◆ **Source records**

** Begin **

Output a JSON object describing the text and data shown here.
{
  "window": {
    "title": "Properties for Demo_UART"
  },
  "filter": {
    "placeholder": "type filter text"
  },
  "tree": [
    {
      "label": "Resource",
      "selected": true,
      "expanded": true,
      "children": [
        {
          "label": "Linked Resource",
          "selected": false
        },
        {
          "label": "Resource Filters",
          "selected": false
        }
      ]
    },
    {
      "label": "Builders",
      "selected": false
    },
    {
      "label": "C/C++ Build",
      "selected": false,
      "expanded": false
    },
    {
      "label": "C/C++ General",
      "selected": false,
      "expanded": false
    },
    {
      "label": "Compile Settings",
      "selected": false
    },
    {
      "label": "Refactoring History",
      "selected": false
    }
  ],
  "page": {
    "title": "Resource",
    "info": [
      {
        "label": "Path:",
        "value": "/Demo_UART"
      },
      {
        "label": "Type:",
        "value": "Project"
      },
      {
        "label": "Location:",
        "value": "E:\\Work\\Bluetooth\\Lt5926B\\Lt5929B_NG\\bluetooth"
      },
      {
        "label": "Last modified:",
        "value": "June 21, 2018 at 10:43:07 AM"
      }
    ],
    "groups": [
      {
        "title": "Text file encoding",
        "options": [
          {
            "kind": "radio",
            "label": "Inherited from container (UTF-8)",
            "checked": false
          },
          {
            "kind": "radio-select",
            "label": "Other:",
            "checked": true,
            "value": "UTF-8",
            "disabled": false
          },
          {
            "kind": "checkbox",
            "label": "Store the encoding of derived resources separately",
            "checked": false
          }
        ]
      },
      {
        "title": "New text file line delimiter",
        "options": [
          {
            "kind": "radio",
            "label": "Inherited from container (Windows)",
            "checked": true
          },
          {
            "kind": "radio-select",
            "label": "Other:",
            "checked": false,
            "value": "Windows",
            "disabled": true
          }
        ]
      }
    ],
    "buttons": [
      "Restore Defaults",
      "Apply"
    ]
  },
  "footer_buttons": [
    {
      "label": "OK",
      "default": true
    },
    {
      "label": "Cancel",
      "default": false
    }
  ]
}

** End **

◆ **Short task**
Write out the entries above once more, without altering anything.

◆ **Completed task**
Output a JSON object describing the text and data shown here.
{
  "window": {
    "title": "Properties for Demo_UART"
  },
  "filter": {
    "placeholder": "type filter text"
  },
  "tree": [
    {
      "label": "Resource",
      "selected": true,
      "expanded": true,
      "children": [
        {
          "label": "Linked Resource",
          "selected": false
        },
        {
          "label": "Resource Filters",
          "selected": false
        }
      ]
    },
    {
      "label": "Builders",
      "selected": false
    },
    {
      "label": "C/C++ Build",
      "selected": false,
      "expanded": false
    },
    {
      "label": "C/C++ General",
      "selected": false,
      "expanded": false
    },
    {
      "label": "Compile Settings",
      "selected": false
    },
    {
      "label": "Refactoring History",
      "selected": false
    }
  ],
  "page": {
    "title": "Resource",
    "info": [
      {
        "label": "Path:",
        "value": "/Demo_UART"
      },
      {
        "label": "Type:",
        "value": "Project"
      },
      {
        "label": "Location:",
        "value": "E:\\Work\\Bluetooth\\Lt5926B\\Lt5929B_NG\\bluetooth"
      },
      {
        "label": "Last modified:",
        "value": "June 21, 2018 at 10:43:07 AM"
      }
    ],
    "groups": [
      {
        "title": "Text file encoding",
        "options": [
          {
            "kind": "radio",
            "label": "Inherited from container (UTF-8)",
            "checked": false
          },
          {
            "kind": "radio-select",
            "label": "Other:",
            "checked": true,
            "value": "UTF-8",
            "disabled": false
          },
          {
            "kind": "checkbox",
            "label": "Store the encoding of derived resources separately",
            "checked": false
          }
        ]
      },
      {
        "title": "New text file line delimiter",
        "options": [
          {
            "kind": "radio",
            "label": "Inherited from container (Windows)",
            "checked": true
          },
          {
            "kind": "radio-select",
            "label": "Other:",
            "checked": false,
            "value": "Windows",
            "disabled": true
          }
        ]
      }
    ],
    "buttons": [
      "Restore Defaults",
      "Apply"
    ]
  },
  "footer_buttons": [
    {
      "label": "OK",
      "default": true
    },
    {
      "label": "Cancel",
      "default": false
    }
  ]
}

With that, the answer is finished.